TASK DIRECTIONS: Set down the records exactly as they stand, except for any pictures, which you should omit.

Dataset rows describing interfaces:

■ ■ ■ ■

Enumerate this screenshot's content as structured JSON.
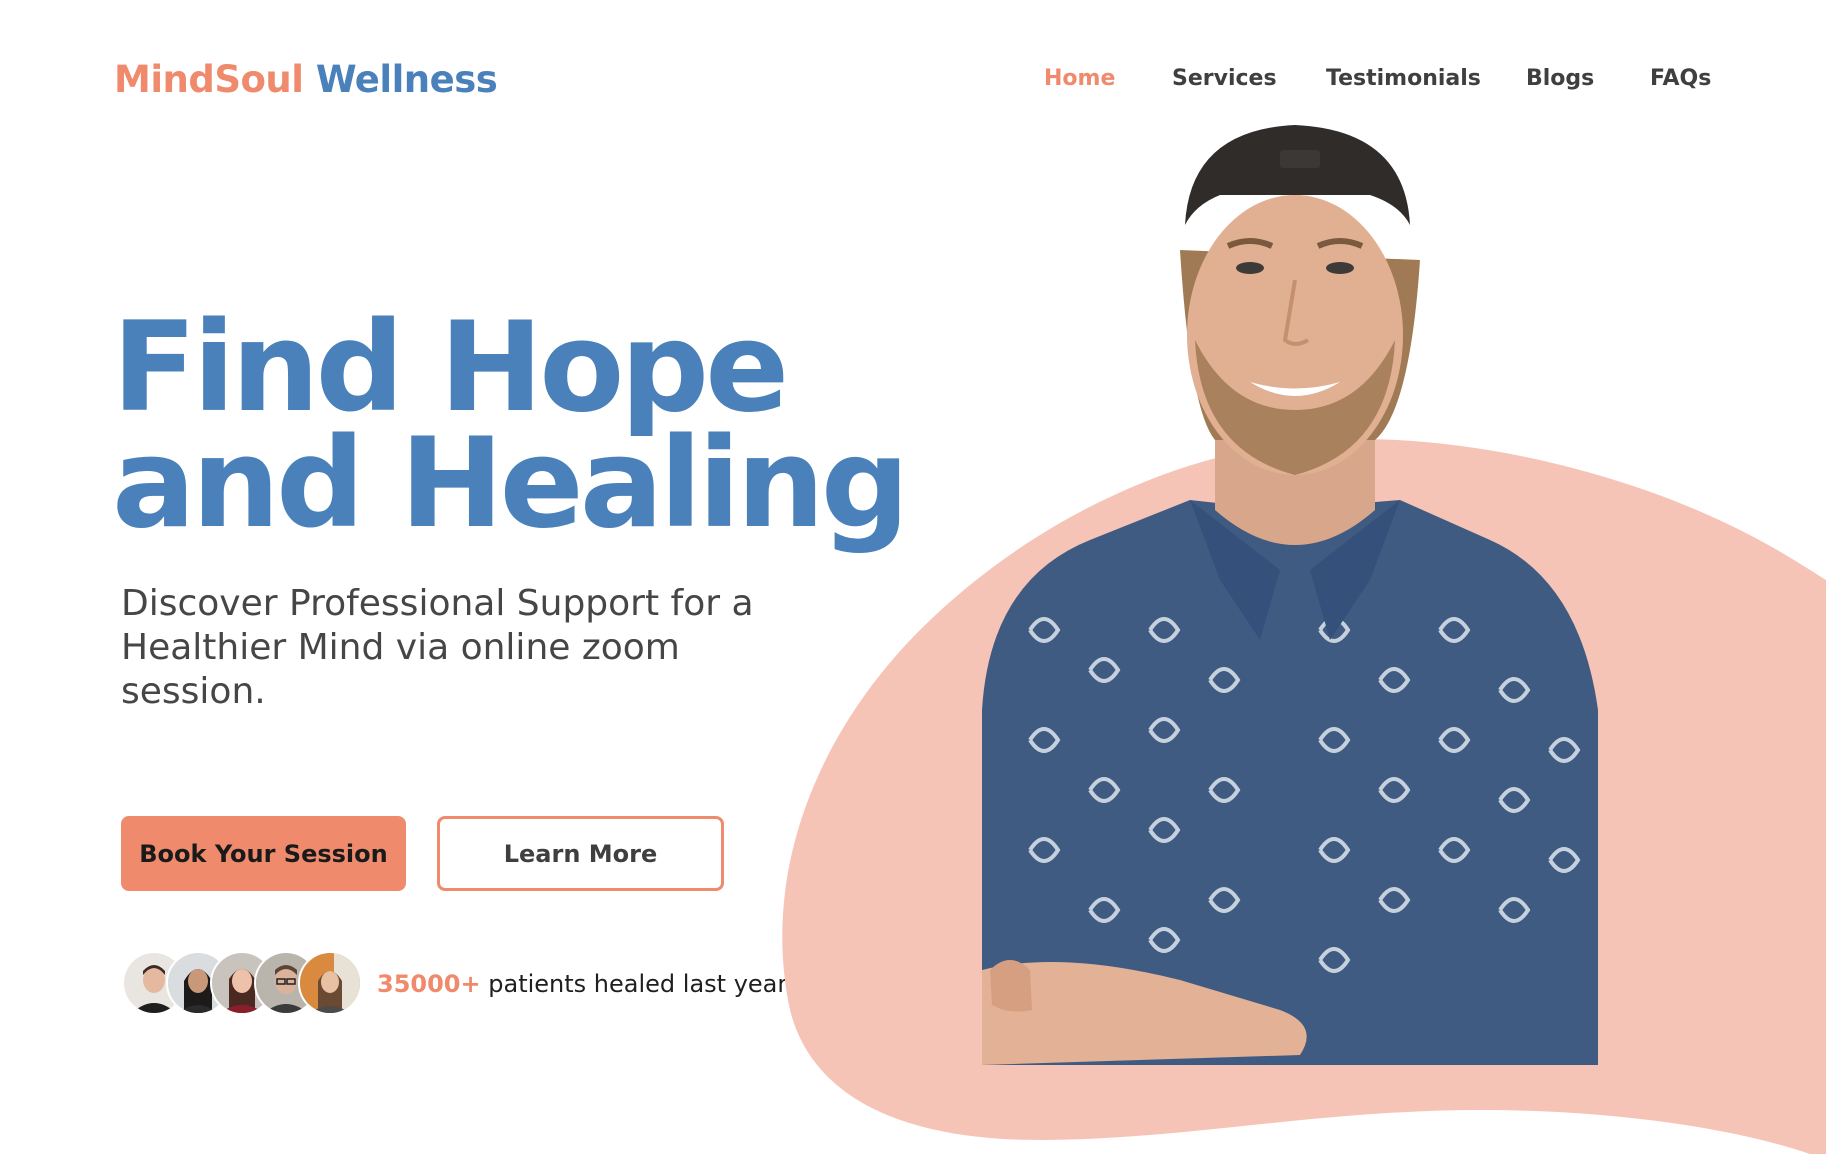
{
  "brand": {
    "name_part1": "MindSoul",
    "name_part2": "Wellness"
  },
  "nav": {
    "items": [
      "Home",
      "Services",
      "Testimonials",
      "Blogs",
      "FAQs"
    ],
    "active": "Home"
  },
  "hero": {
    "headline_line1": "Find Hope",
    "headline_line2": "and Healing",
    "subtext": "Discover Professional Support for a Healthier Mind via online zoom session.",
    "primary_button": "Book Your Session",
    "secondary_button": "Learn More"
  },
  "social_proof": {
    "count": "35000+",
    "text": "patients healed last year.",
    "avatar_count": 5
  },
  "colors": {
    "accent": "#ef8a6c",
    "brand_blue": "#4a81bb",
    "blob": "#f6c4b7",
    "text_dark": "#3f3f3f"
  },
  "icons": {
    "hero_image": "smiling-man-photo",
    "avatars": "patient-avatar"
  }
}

■ ■ ■ ■

SOLUTION:
Enumerate this screenshot's content as structured JSON.
{
  "brand": {
    "name_part1": "MindSoul",
    "name_part2": "Wellness"
  },
  "nav": {
    "items": [
      "Home",
      "Services",
      "Testimonials",
      "Blogs",
      "FAQs"
    ],
    "active": "Home"
  },
  "hero": {
    "headline_line1": "Find Hope",
    "headline_line2": "and Healing",
    "subtext": "Discover Professional Support for a Healthier Mind via online zoom session.",
    "primary_button": "Book Your Session",
    "secondary_button": "Learn More"
  },
  "social_proof": {
    "count": "35000+",
    "text": "patients healed last year.",
    "avatar_count": 5
  },
  "colors": {
    "accent": "#ef8a6c",
    "brand_blue": "#4a81bb",
    "blob": "#f6c4b7",
    "text_dark": "#3f3f3f"
  },
  "icons": {
    "hero_image": "smiling-man-photo",
    "avatars": "patient-avatar"
  }
}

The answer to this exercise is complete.